::: Alıntı :::

Dolar

34,8719

Euro

36,6204

Altın

3.048,53

Bist

10.058,47

Kriz bu mağazayı teğet geçti

Amerika'nın, tarihindeki en büyük ekonomik durgunluk dönemlerinden birini yaşadığı bugünlerde pek çok dükkan, kapanmaya yüz tutarken, bu mağaza müşterilerle dolup taşıyor.

17 Yıl Önce Güncellendi

2009-07-10 12:20:00

Kriz bu mağazayı teğet geçti
"Bath Junkie", New York kentinin merkezi sayılan Manhattan'daki bir cilt ve vücut bakım mağazası.



Amerika'nın, tarihindeki en büyük ekonomik durgunluk dönemlerinden birini yaşadığı bugünlerde pek çok dükkan, kapanmaya yüz tutarken, bu mağaza müşterilerle dolup taşıyor.

::: Çıkarılan kayıtlar :::

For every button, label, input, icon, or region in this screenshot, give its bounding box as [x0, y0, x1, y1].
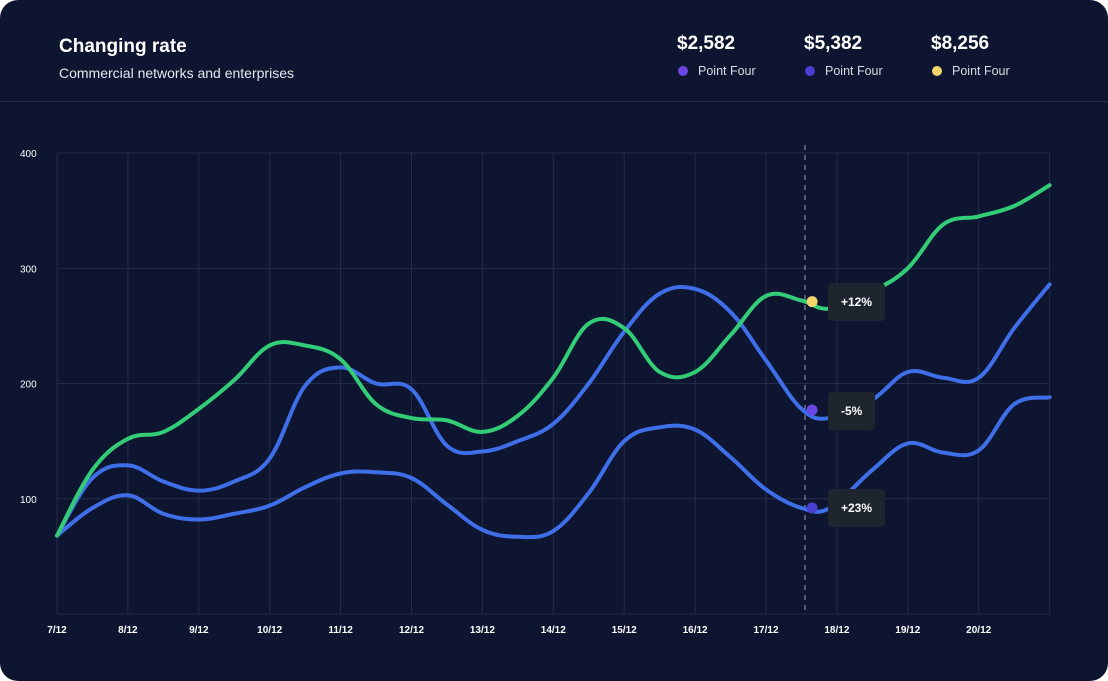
y-tick-label: 100 [20, 495, 37, 506]
chart-card: Changing rate Commercial networks and en… [0, 0, 1108, 681]
tooltip-series-1: +12% [828, 283, 886, 321]
x-tick-label: 8/12 [118, 625, 138, 636]
x-tick-label: 14/12 [541, 625, 566, 636]
x-tick-label: 19/12 [895, 625, 920, 636]
x-tick-label: 13/12 [470, 625, 495, 636]
series-marker-1 [806, 296, 818, 308]
tooltip-series-3: +23% [828, 489, 886, 527]
x-tick-label: 16/12 [683, 625, 708, 636]
x-tick-label: 10/12 [257, 625, 282, 636]
y-tick-label: 300 [20, 264, 37, 275]
x-tick-label: 15/12 [612, 625, 637, 636]
tooltip-series-2: -5% [828, 392, 876, 430]
x-tick-label: 11/12 [328, 625, 353, 636]
y-tick-label: 200 [20, 380, 37, 391]
line-chart: 100 200 300 400 7/12 8/12 9/12 10/12 11/12 12/12 1… [20, 145, 1052, 636]
x-tick-label: 18/12 [824, 625, 849, 636]
x-tick-label: 20/12 [966, 625, 991, 636]
x-tick-label: 7/12 [47, 625, 67, 636]
series-marker-3 [806, 502, 818, 514]
x-tick-label: 17/12 [753, 625, 778, 636]
series-marker-2 [806, 404, 818, 416]
x-tick-label: 9/12 [189, 625, 209, 636]
y-tick-label: 400 [20, 149, 37, 160]
x-tick-label: 12/12 [399, 625, 424, 636]
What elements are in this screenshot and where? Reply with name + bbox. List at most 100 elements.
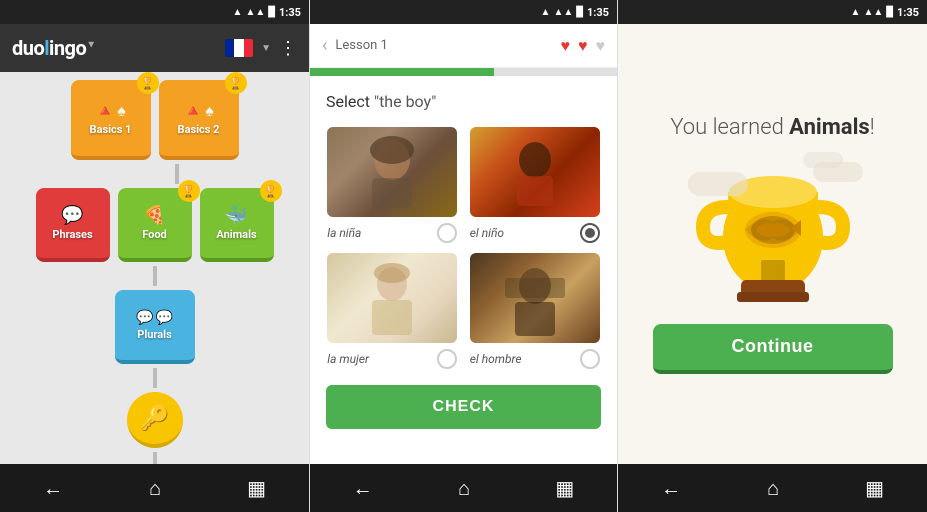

:::

Krizden etkilenmeyen mağaza haberinde "17 Yıl Önce" ile "vücut bakım mağazası." arasındaki bölümü, bu ikisi de dahil, hiç değiştirmeden yazın.

17 Yıl Önce Güncellendi

2009-07-10 12:20:00

Kriz bu mağazayı teğet geçti
"Bath Junkie", New York kentinin merkezi sayılan Manhattan'daki bir cilt ve vücut bakım mağazası.